-- Start --

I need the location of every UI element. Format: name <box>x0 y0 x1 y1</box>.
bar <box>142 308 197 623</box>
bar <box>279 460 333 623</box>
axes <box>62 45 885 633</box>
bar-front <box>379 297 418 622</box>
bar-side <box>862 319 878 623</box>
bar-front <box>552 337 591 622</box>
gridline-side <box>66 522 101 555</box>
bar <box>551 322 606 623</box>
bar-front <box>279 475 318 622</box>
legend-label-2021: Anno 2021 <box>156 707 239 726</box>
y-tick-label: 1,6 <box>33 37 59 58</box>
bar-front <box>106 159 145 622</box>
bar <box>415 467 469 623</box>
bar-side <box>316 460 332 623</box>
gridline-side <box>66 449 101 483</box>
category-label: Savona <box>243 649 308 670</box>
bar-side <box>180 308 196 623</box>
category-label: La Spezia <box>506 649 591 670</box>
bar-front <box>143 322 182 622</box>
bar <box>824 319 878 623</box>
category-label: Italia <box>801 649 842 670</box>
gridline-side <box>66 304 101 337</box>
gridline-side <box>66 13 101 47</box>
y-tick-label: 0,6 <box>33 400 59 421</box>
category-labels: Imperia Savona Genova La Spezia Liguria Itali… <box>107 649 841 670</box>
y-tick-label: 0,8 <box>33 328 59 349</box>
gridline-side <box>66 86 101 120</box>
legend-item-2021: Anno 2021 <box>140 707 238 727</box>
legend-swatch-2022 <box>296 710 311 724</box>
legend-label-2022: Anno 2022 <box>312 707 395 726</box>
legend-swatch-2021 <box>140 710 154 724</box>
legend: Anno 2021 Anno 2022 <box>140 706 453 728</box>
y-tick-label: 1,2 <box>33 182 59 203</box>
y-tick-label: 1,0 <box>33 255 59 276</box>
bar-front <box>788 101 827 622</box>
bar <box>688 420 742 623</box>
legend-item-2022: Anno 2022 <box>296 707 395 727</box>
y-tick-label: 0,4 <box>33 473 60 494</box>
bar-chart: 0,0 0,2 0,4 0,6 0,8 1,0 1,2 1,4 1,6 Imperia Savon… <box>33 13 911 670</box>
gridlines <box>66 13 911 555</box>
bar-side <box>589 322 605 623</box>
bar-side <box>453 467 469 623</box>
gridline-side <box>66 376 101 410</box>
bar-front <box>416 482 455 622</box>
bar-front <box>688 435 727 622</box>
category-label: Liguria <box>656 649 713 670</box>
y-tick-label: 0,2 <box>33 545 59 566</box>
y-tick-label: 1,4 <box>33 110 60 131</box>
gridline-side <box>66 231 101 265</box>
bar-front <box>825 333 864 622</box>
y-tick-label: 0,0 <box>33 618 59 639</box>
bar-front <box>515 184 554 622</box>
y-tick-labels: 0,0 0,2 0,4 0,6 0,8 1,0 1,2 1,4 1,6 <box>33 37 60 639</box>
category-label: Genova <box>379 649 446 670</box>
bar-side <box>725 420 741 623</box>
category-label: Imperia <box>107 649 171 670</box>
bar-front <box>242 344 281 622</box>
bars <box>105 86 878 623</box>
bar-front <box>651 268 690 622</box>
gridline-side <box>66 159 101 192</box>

-- End --

Return every line of the entries above as a JSON list of strings, one string per line, leaving out blank lines.

Solved exercise:
[
  "I need the location of every UI element. Format: name <box>x0 y0 x1 y1</box>.",
  "bar <box>142 308 197 623</box>",
  "bar <box>279 460 333 623</box>",
  "axes <box>62 45 885 633</box>",
  "bar-front <box>379 297 418 622</box>",
  "bar-side <box>862 319 878 623</box>",
  "bar-front <box>552 337 591 622</box>",
  "gridline-side <box>66 522 101 555</box>",
  "bar <box>551 322 606 623</box>",
  "bar-front <box>279 475 318 622</box>",
  "legend-label-2021: Anno 2021 <box>156 707 239 726</box>",
  "y-tick-label: 1,6 <box>33 37 59 58</box>",
  "bar-front <box>106 159 145 622</box>",
  "bar <box>415 467 469 623</box>",
  "bar-side <box>316 460 332 623</box>",
  "gridline-side <box>66 449 101 483</box>",
  "category-label: Savona <box>243 649 308 670</box>",
  "bar-side <box>180 308 196 623</box>",
  "category-label: La Spezia <box>506 649 591 670</box>",
  "bar-front <box>143 322 182 622</box>",
  "bar <box>824 319 878 623</box>",
  "category-label: Italia <box>801 649 842 670</box>",
  "gridline-side <box>66 304 101 337</box>",
  "gridline-side <box>66 13 101 47</box>",
  "y-tick-label: 0,6 <box>33 400 59 421</box>",
  "category-labels: Imperia Savona Genova La Spezia Liguria Itali… <box>107 649 841 670</box>",
  "y-tick-label: 0,8 <box>33 328 59 349</box>",
  "gridline-side <box>66 86 101 120</box>",
  "legend-item-2021: Anno 2021 <box>140 707 238 727</box>",
  "legend-swatch-2022 <box>296 710 311 724</box>",
  "legend-label-2022: Anno 2022 <box>312 707 395 726</box>",
  "legend-swatch-2021 <box>140 710 154 724</box>",
  "legend: Anno 2021 Anno 2022 <box>140 706 453 728</box>",
  "y-tick-label: 1,2 <box>33 182 59 203</box>",
  "y-tick-label: 1,0 <box>33 255 59 276</box>",
  "bar-front <box>788 101 827 622</box>",
  "bar <box>688 420 742 623</box>",
  "legend-item-2022: Anno 2022 <box>296 707 395 727</box>",
  "y-tick-label: 0,4 <box>33 473 60 494</box>",
  "bar-chart: 0,0 0,2 0,4 0,6 0,8 1,0 1,2 1,4 1,6 Imperia Savon… <box>33 13 911 670</box>",
  "gridlines <box>66 13 911 555</box>",
  "bar-side <box>589 322 605 623</box>",
  "bar-side <box>453 467 469 623</box>",
  "gridline-side <box>66 376 101 410</box>",
  "bar-front <box>416 482 455 622</box>",
  "bar-front <box>688 435 727 622</box>",
  "category-label: Liguria <box>656 649 713 670</box>",
  "y-tick-label: 0,2 <box>33 545 59 566</box>",
  "y-tick-label: 1,4 <box>33 110 60 131</box>",
  "gridline-side <box>66 231 101 265</box>",
  "bar-front <box>825 333 864 622</box>",
  "y-tick-label: 0,0 <box>33 618 59 639</box>",
  "bar-front <box>515 184 554 622</box>",
  "y-tick-labels: 0,0 0,2 0,4 0,6 0,8 1,0 1,2 1,4 1,6 <box>33 37 60 639</box>",
  "category-label: Genova <box>379 649 446 670</box>",
  "bar-side <box>725 420 741 623</box>",
  "category-label: Imperia <box>107 649 171 670</box>",
  "bar-front <box>242 344 281 622</box>",
  "bars <box>105 86 878 623</box>",
  "bar-front <box>651 268 690 622</box>",
  "gridline-side <box>66 159 101 192</box>"
]